Supplied information start
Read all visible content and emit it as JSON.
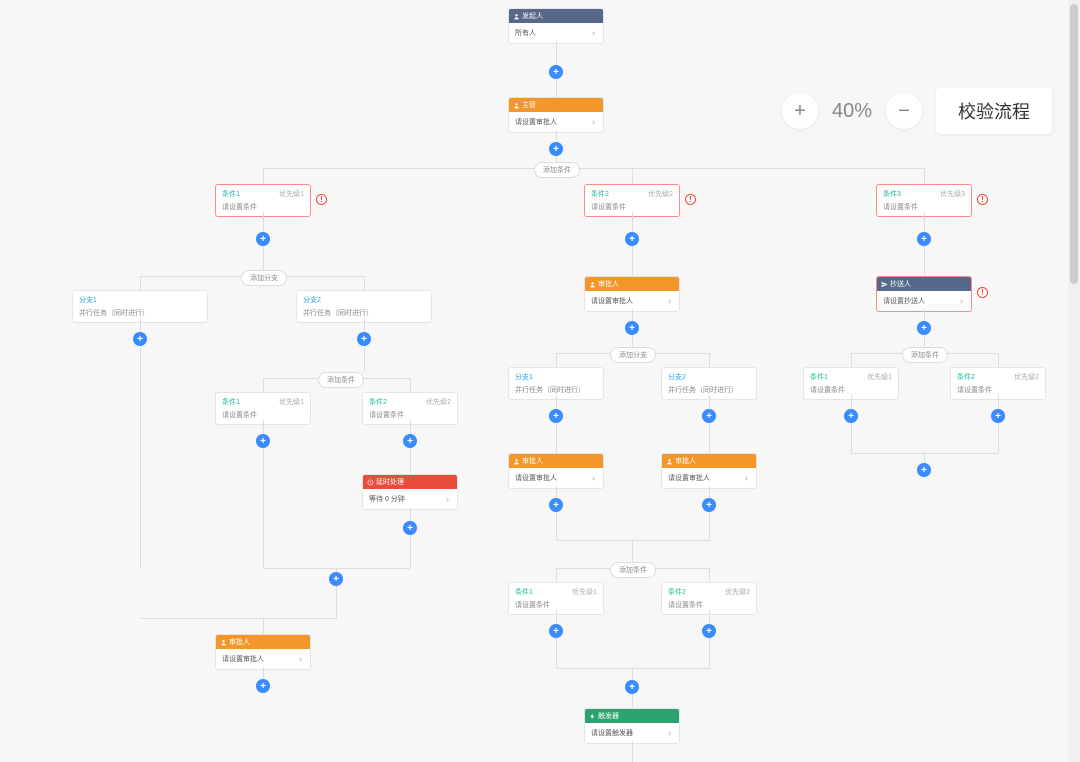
{
  "toolbar": {
    "zoom_in": "+",
    "zoom_pct": "40%",
    "zoom_out": "−",
    "validate": "校验流程"
  },
  "labels": {
    "add_condition": "添加条件",
    "add_branch": "添加分支"
  },
  "nodes": {
    "originator": {
      "title": "发起人",
      "body": "所有人"
    },
    "supervisor": {
      "title": "主管",
      "body": "请设置审批人"
    },
    "cond1": {
      "name": "条件1",
      "priority": "优先级1",
      "body": "请设置条件"
    },
    "cond2": {
      "name": "条件2",
      "priority": "优先级2",
      "body": "请设置条件"
    },
    "cond3": {
      "name": "条件3",
      "priority": "优先级3",
      "body": "请设置条件"
    },
    "branch1": {
      "name": "分支1",
      "body": "并行任务（同时进行）"
    },
    "branch2": {
      "name": "分支2",
      "body": "并行任务（同时进行）"
    },
    "approverA": {
      "title": "审批人",
      "body": "请设置审批人"
    },
    "cc": {
      "title": "抄送人",
      "body": "请设置抄送人"
    },
    "branchB1": {
      "name": "分支1",
      "body": "并行任务（同时进行）"
    },
    "branchB2": {
      "name": "分支2",
      "body": "并行任务（同时进行）"
    },
    "approverB1": {
      "title": "审批人",
      "body": "请设置审批人"
    },
    "approverB2": {
      "title": "审批人",
      "body": "请设置审批人"
    },
    "condR1": {
      "name": "条件1",
      "priority": "优先级1",
      "body": "请设置条件"
    },
    "condR2": {
      "name": "条件2",
      "priority": "优先级2",
      "body": "请设置条件"
    },
    "condL1": {
      "name": "条件1",
      "priority": "优先级1",
      "body": "请设置条件"
    },
    "condL2": {
      "name": "条件2",
      "priority": "优先级2",
      "body": "请设置条件"
    },
    "delay": {
      "title": "延时处理",
      "body": "等待 0 分钟"
    },
    "condM1": {
      "name": "条件1",
      "priority": "优先级1",
      "body": "请设置条件"
    },
    "condM2": {
      "name": "条件2",
      "priority": "优先级2",
      "body": "请设置条件"
    },
    "approverL": {
      "title": "审批人",
      "body": "请设置审批人"
    },
    "trigger": {
      "title": "触发器",
      "body": "请设置触发器"
    }
  }
}
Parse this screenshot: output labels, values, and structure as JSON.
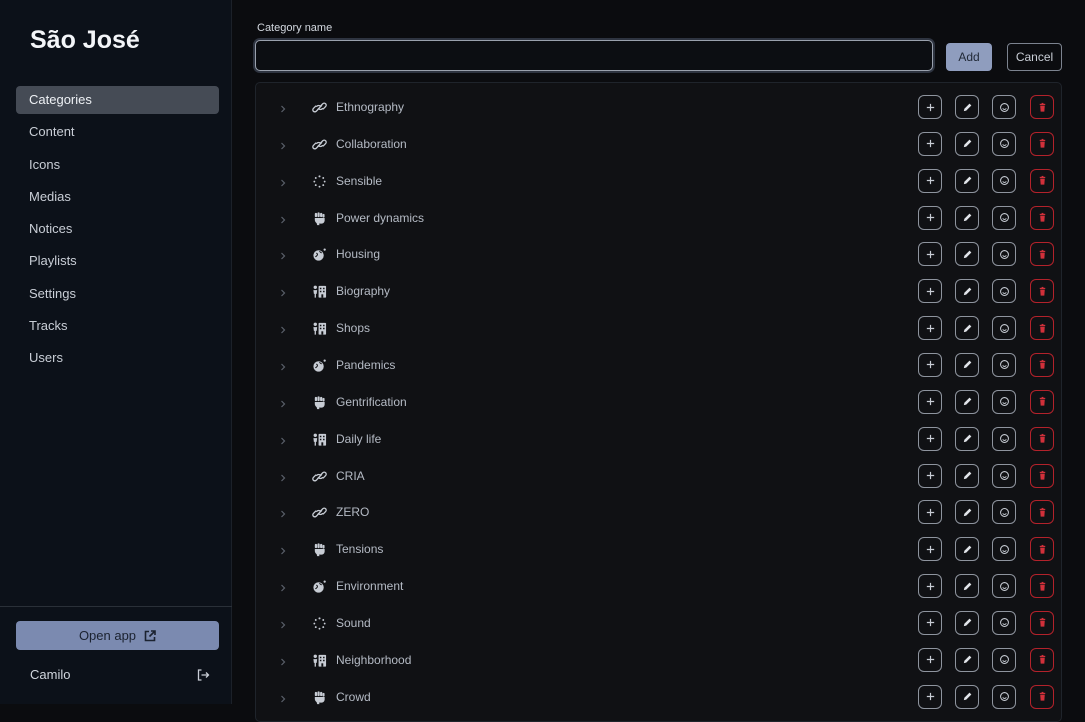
{
  "app": {
    "title": "São José"
  },
  "sidebar": {
    "items": [
      {
        "label": "Categories",
        "active": true
      },
      {
        "label": "Content"
      },
      {
        "label": "Icons"
      },
      {
        "label": "Medias"
      },
      {
        "label": "Notices"
      },
      {
        "label": "Playlists"
      },
      {
        "label": "Settings"
      },
      {
        "label": "Tracks"
      },
      {
        "label": "Users"
      }
    ],
    "open_app_label": "Open app",
    "user_name": "Camilo"
  },
  "form": {
    "label": "Category name",
    "value": "",
    "add_label": "Add",
    "cancel_label": "Cancel"
  },
  "categories": [
    {
      "label": "Ethnography",
      "icon": "link-icon"
    },
    {
      "label": "Collaboration",
      "icon": "link-icon"
    },
    {
      "label": "Sensible",
      "icon": "spinner-icon"
    },
    {
      "label": "Power dynamics",
      "icon": "fist-icon"
    },
    {
      "label": "Housing",
      "icon": "globe-icon"
    },
    {
      "label": "Biography",
      "icon": "person-building-icon"
    },
    {
      "label": "Shops",
      "icon": "person-building-icon"
    },
    {
      "label": "Pandemics",
      "icon": "globe-icon"
    },
    {
      "label": "Gentrification",
      "icon": "fist-icon"
    },
    {
      "label": "Daily life",
      "icon": "person-building-icon"
    },
    {
      "label": "CRIA",
      "icon": "link-icon"
    },
    {
      "label": "ZERO",
      "icon": "link-icon"
    },
    {
      "label": "Tensions",
      "icon": "fist-icon"
    },
    {
      "label": "Environment",
      "icon": "globe-icon"
    },
    {
      "label": "Sound",
      "icon": "spinner-icon"
    },
    {
      "label": "Neighborhood",
      "icon": "person-building-icon"
    },
    {
      "label": "Crowd",
      "icon": "fist-icon"
    }
  ],
  "colors": {
    "active_nav": "#454b55",
    "accent": "#8f9dbe",
    "danger": "#b3222b"
  }
}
Supplied information end
> **What to do**
Copy out every line from the records that has the word "labels".

> **In response**
  "labels": {
Parse this screenshot: output labels, values, and structure as JSON.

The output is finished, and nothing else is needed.